Repeat the entries below exactly as they appear, with no pictures.

[START ENTRIES PROVIDED]

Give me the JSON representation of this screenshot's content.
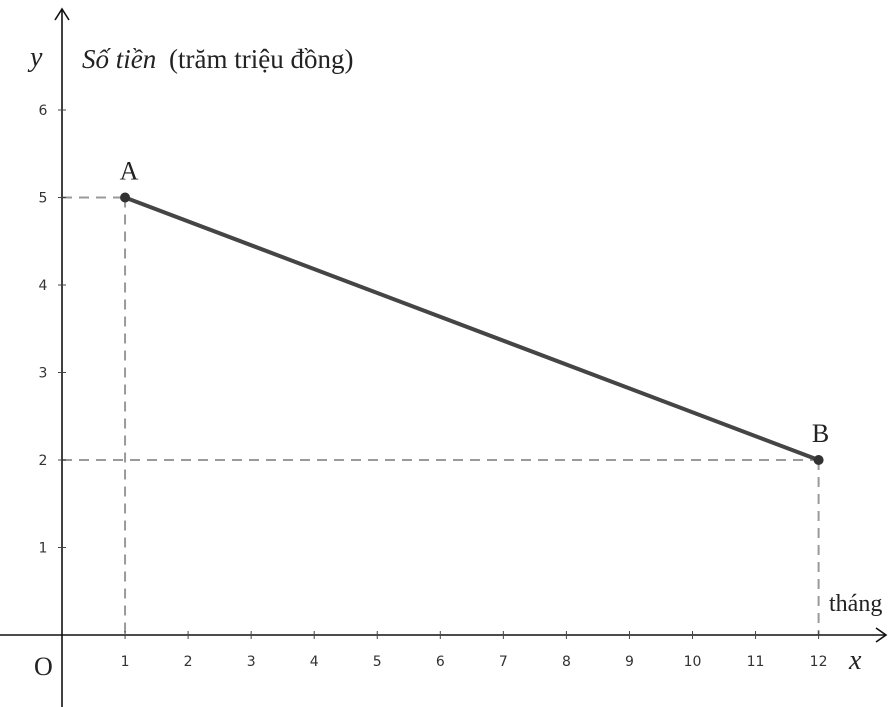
{
  "chart_data": {
    "type": "line",
    "xlabel": "x",
    "ylabel": "y",
    "x_unit": "tháng",
    "y_title_italic": "Số tiền",
    "y_title_rest": "(trăm triệu đồng)",
    "origin_label": "O",
    "xlim": [
      0,
      13
    ],
    "ylim": [
      0,
      6.8
    ],
    "x_ticks": [
      1,
      2,
      3,
      4,
      5,
      6,
      7,
      8,
      9,
      10,
      11,
      12
    ],
    "y_ticks": [
      1,
      2,
      3,
      4,
      5,
      6
    ],
    "grid": false,
    "points": [
      {
        "label": "A",
        "x": 1,
        "y": 5
      },
      {
        "label": "B",
        "x": 12,
        "y": 2
      }
    ],
    "line_color": "#454545",
    "point_color": "#333333",
    "guide_color": "#9a9a9a"
  }
}
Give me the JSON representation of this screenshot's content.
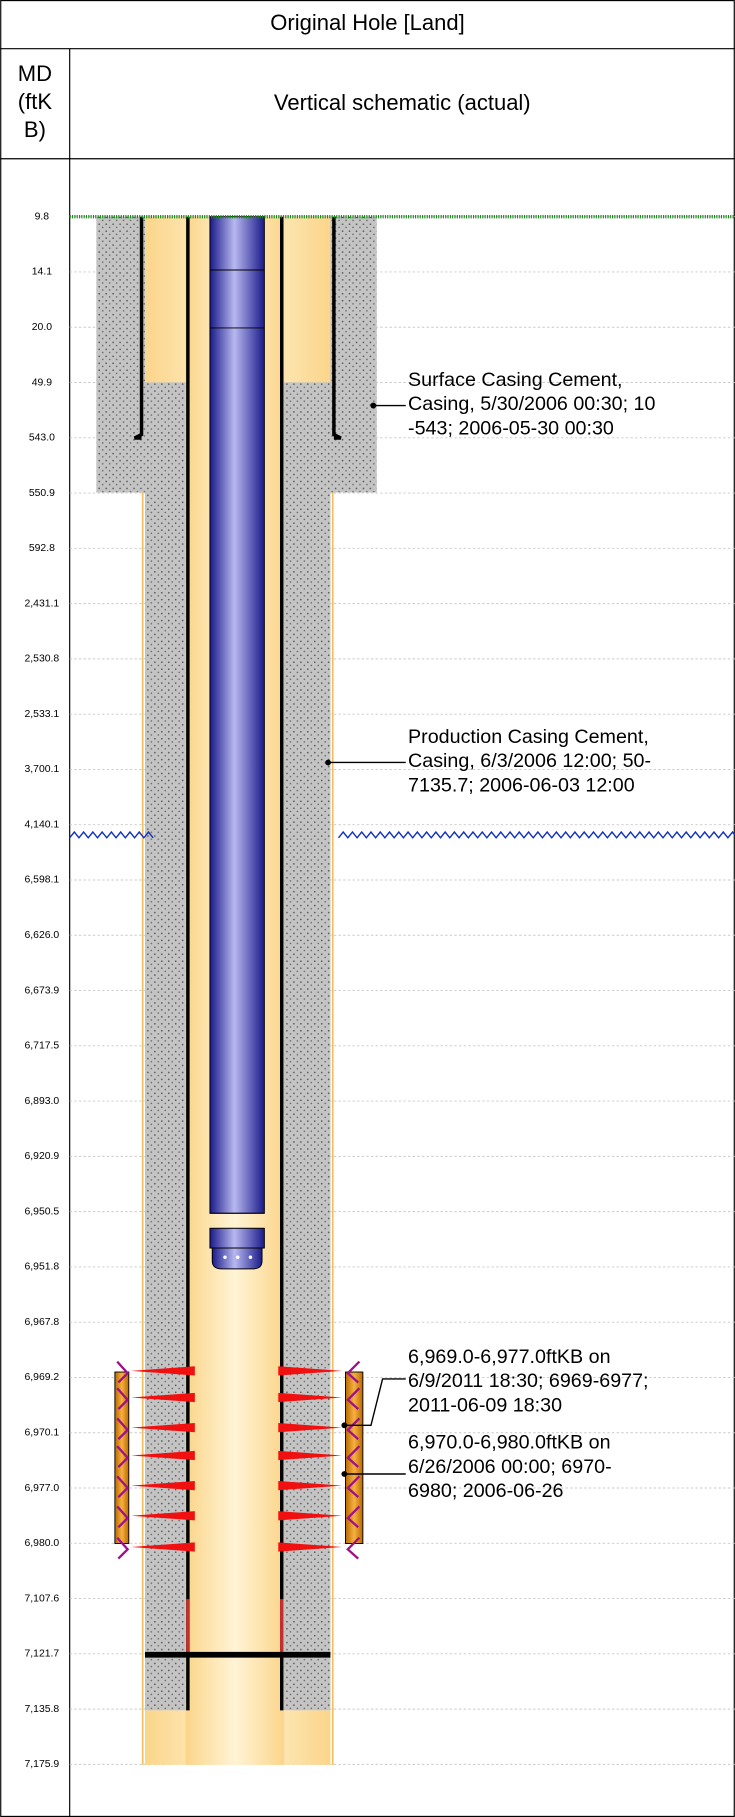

[END ENTRIES PROVIDED]

■ **ANSWER TO THE EXERCISE**
Give me the JSON representation of this screenshot's content.
{
  "chart_data": {
    "type": "line",
    "xlabel": "x",
    "ylabel": "y",
    "x_unit": "tháng",
    "y_title_italic": "Số tiền",
    "y_title_rest": "(trăm triệu đồng)",
    "origin_label": "O",
    "xlim": [
      0,
      13
    ],
    "ylim": [
      0,
      6.8
    ],
    "x_ticks": [
      1,
      2,
      3,
      4,
      5,
      6,
      7,
      8,
      9,
      10,
      11,
      12
    ],
    "y_ticks": [
      1,
      2,
      3,
      4,
      5,
      6
    ],
    "grid": false,
    "points": [
      {
        "label": "A",
        "x": 1,
        "y": 5
      },
      {
        "label": "B",
        "x": 12,
        "y": 2
      }
    ],
    "line_color": "#454545",
    "point_color": "#333333",
    "guide_color": "#9a9a9a"
  }
}
Give me the JSON representation of this screenshot's content.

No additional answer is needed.